**Task brief:** Condense the paragraph beginning "This work addresses" in the text on turning circuit diagrams into Verilog into a short bulleted list that keeps its main facts.

**Excerpt provided:**
🤖 AI Summary
This work addresses the “mirage” problem in multimodal large language models for circuit diagram-to-Verilog code generation, where models over-rely on module identifiers while neglecting visual content, leading to unreliable outputs. The study is the first to identify and quantify this issue, introducing C2VEVAL—a new evaluation benchmark that employs Normal and Anony protocols to assess models’ genuine dependence on visual information. The authors propose VeriGround, a 4B-parameter multimodal model enhanced with identifier anonymization, rejection-sample augmentation, and decision-focused D-ORPO preference optimization to precisely control critical tokens. Experiments show that VeriGround achieves functional Pass@1 rates of 46.11% and 42.51% under Normal and Anony settings, respectively, with false rejection rates as low as 1.20% and 0.00%, and rejects over 92% of blank-image inputs—matching GPT-5.4’s performance and significantly outperforming existing baselines.
📝 Abstract
Multimodal large language models (MLLMs) are increasingly used to translate visual artifacts into code, from UI mockups into HTML to scientific plots into Python scripts. A circuit diagram can be viewed as a visual domain-specific language for hardware: it encodes timing, topology, and bit level semantics that are invisible to casual inspection yet safety critical once fabricated in silicon. Translating such diagrams into register-transfer-level(RTL) code therefore represents an extreme reliability test for vision-to-code generation. We reveal a phenomenon we call Mirage: replacing a circuit diagram with a blank image leaves Pass@k unchanged or even higher, because models bypass the visual input and instead exploit identifier semantics in the module header to retrieve canonical RTL templates. This constitutes a new, highly covert class of defect in AI-assisted code generation that directly undermines MLLMs' trustworthiness. To quantify the effect, we construct C2VEVAL and evaluate eight MLLMs under a paired Normal/Anony protocol in which Anony mode anonymizes all identifiers in both the diagram and the module header; Anony-mode scores drop sharply across all models, confirming that high Normal-mode accuracy is largely a Mirage. We then propose VeriGround (4B), trained with identifier anonymization, refusal augmentation, and D-ORPO (Decision-Focused ORPO) preference alignment that up-weights pivotal generate-or-refuse tokens. VeriGround achieves Functional Pass@1 of 46.11%/42.51%(Normal/Anony) with a False Refusal Rate of only 1.20%/0.00%, while maintaining >92% Refusal Rate on blank images. With only 4B parameters, VeriGround performs on par with GPT-5.4 under Normal and significantly outperforms all baselines under Anony, confirming genuine visual grounding.

**Data entries:**
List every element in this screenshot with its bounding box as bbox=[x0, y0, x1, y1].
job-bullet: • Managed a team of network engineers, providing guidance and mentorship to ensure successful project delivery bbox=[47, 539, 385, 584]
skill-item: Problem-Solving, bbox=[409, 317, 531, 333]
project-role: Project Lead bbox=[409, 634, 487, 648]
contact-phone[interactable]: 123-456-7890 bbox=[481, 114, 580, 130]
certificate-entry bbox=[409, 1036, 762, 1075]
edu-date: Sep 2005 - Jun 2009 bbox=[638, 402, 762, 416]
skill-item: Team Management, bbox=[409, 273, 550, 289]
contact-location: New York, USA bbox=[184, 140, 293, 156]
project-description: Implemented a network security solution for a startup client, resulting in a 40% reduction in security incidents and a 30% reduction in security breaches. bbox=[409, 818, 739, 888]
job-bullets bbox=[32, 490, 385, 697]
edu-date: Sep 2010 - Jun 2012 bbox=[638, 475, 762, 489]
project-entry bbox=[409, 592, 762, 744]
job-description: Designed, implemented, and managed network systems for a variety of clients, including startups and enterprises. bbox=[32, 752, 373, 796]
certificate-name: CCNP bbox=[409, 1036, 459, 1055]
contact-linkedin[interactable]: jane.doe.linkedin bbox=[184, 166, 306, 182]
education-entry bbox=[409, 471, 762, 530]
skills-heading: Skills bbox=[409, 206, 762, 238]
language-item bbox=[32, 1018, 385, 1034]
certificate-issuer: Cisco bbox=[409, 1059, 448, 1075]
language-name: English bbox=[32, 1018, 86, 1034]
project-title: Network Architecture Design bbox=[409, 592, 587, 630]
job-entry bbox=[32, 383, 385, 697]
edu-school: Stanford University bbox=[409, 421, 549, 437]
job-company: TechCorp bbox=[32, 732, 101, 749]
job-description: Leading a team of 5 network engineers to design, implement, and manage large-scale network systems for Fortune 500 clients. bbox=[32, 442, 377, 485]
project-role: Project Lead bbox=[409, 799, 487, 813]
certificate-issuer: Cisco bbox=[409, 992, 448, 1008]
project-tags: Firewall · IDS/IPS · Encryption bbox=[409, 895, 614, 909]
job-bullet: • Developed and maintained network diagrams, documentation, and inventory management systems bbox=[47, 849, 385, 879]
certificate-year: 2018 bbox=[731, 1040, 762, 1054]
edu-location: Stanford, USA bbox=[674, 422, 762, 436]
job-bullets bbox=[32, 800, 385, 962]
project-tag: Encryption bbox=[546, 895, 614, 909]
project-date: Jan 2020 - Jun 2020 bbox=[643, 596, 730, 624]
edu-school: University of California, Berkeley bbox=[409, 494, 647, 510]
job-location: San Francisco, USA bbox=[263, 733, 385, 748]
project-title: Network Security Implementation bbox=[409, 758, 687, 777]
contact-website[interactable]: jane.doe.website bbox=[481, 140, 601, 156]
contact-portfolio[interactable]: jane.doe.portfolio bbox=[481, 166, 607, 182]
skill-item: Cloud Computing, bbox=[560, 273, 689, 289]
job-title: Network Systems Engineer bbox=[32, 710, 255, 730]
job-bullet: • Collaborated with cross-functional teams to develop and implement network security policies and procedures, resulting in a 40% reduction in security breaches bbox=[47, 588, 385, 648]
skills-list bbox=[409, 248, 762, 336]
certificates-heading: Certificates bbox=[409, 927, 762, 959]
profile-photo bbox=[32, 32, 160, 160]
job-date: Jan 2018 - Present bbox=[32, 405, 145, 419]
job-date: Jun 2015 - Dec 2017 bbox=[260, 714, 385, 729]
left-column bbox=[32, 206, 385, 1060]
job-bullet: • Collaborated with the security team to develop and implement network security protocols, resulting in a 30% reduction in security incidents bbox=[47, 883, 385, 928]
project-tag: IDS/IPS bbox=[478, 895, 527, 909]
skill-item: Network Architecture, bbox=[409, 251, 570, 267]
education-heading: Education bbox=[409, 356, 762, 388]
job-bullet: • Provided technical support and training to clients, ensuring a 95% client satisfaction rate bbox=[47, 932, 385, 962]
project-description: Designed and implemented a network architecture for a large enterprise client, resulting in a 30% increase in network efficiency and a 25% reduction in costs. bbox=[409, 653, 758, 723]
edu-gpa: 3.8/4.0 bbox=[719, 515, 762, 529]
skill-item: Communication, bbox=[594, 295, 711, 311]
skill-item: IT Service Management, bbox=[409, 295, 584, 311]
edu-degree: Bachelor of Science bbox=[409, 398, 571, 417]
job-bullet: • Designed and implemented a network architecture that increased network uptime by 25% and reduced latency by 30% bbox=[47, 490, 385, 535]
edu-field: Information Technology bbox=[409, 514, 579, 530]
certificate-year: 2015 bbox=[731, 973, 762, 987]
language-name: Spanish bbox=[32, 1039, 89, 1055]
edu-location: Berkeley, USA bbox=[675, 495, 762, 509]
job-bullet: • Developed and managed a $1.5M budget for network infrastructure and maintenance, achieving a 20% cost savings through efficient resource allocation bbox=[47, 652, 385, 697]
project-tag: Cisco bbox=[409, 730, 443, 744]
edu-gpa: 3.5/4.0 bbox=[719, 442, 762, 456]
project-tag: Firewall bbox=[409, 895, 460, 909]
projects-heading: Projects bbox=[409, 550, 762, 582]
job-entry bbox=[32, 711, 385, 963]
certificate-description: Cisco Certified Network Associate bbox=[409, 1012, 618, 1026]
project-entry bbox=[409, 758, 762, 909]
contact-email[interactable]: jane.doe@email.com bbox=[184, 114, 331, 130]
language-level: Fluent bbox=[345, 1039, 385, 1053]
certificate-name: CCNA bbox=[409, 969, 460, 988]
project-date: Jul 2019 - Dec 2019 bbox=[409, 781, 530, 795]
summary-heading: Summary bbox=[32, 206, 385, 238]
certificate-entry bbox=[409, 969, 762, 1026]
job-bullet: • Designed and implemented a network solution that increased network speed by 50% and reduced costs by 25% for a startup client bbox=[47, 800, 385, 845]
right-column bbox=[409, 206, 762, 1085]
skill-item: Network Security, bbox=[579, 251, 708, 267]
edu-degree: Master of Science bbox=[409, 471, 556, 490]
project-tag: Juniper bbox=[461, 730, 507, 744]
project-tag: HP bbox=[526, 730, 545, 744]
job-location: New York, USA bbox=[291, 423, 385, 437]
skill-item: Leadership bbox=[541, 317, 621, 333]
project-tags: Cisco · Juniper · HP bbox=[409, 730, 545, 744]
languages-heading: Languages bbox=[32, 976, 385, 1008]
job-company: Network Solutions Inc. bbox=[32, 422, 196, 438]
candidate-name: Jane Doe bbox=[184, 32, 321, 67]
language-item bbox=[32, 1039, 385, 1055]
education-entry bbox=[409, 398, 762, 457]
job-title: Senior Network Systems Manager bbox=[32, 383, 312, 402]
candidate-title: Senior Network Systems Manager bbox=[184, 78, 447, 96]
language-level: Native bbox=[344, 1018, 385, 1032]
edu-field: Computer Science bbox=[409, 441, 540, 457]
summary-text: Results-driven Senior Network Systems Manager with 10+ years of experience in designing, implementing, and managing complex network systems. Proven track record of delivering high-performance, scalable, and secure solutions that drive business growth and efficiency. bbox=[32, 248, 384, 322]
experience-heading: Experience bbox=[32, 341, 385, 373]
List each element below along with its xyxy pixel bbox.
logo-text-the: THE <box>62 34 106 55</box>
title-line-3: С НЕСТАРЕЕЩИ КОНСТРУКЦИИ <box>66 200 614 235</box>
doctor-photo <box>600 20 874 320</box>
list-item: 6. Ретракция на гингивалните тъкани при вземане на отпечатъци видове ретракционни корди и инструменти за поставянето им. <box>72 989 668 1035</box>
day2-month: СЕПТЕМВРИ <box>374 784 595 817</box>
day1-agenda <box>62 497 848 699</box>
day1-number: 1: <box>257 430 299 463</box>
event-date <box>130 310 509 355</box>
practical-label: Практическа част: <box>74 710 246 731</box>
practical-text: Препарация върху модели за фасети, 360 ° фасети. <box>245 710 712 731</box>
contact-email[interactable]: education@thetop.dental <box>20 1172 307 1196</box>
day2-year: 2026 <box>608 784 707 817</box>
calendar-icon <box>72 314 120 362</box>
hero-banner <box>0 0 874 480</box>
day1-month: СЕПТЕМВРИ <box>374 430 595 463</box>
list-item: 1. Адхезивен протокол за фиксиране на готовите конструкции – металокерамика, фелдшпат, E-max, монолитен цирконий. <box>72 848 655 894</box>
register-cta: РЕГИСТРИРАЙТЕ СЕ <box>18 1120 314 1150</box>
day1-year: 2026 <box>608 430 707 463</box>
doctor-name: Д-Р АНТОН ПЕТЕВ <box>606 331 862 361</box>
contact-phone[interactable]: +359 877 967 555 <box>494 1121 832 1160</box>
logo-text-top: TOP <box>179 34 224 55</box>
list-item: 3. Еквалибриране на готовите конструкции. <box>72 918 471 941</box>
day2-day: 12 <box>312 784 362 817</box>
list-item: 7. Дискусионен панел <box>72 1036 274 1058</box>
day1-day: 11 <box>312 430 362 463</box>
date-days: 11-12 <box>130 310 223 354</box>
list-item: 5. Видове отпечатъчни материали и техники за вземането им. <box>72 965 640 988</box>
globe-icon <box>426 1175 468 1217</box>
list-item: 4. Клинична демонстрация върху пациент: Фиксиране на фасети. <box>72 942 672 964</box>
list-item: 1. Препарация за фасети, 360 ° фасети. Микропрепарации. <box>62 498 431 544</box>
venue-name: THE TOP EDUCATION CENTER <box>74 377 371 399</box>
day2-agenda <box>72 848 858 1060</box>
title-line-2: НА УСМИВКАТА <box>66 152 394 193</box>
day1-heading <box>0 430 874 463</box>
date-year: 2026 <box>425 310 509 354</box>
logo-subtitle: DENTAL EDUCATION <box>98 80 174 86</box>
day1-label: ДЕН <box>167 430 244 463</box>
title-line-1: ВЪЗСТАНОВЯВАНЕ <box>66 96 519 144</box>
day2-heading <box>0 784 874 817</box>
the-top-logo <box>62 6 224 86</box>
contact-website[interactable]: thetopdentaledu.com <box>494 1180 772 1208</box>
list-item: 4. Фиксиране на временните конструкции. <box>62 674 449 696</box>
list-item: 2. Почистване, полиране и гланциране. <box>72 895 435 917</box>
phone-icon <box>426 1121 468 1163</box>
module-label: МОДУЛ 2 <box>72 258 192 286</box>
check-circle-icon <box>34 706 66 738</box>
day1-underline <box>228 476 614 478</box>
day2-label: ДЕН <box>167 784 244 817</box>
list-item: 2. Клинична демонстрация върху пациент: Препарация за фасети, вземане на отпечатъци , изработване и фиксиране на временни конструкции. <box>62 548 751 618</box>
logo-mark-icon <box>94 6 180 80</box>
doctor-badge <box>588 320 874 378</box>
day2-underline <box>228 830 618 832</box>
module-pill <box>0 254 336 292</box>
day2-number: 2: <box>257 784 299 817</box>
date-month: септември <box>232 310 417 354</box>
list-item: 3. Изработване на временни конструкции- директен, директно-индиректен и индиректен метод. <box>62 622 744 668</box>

**Final answer:**
- Problem: multimodal large language models that generate Verilog from circuit diagrams show a "mirage" problem. They rely too heavily on module identifiers and neglect the visual content, which makes their outputs unreliable.
- Benchmark: the study is the first to identify and quantify this issue. It introduces C2VEVAL, which uses Normal and Anony protocols to test how much models truly depend on visual information.
- Model: VeriGround is a 4B-parameter multimodal model. It adds identifier anonymization, rejection-sample augmentation, and decision-focused D-ORPO preference optimization to precisely control critical tokens.
- Results:
  - Functional Pass@1 is 46.11% under Normal and 42.51% under Anony.
  - False rejection rates are 1.20% and 0.00%.
  - It rejects over 92% of blank-image inputs.
  - It matches GPT-5.4 and significantly outperforms existing baselines.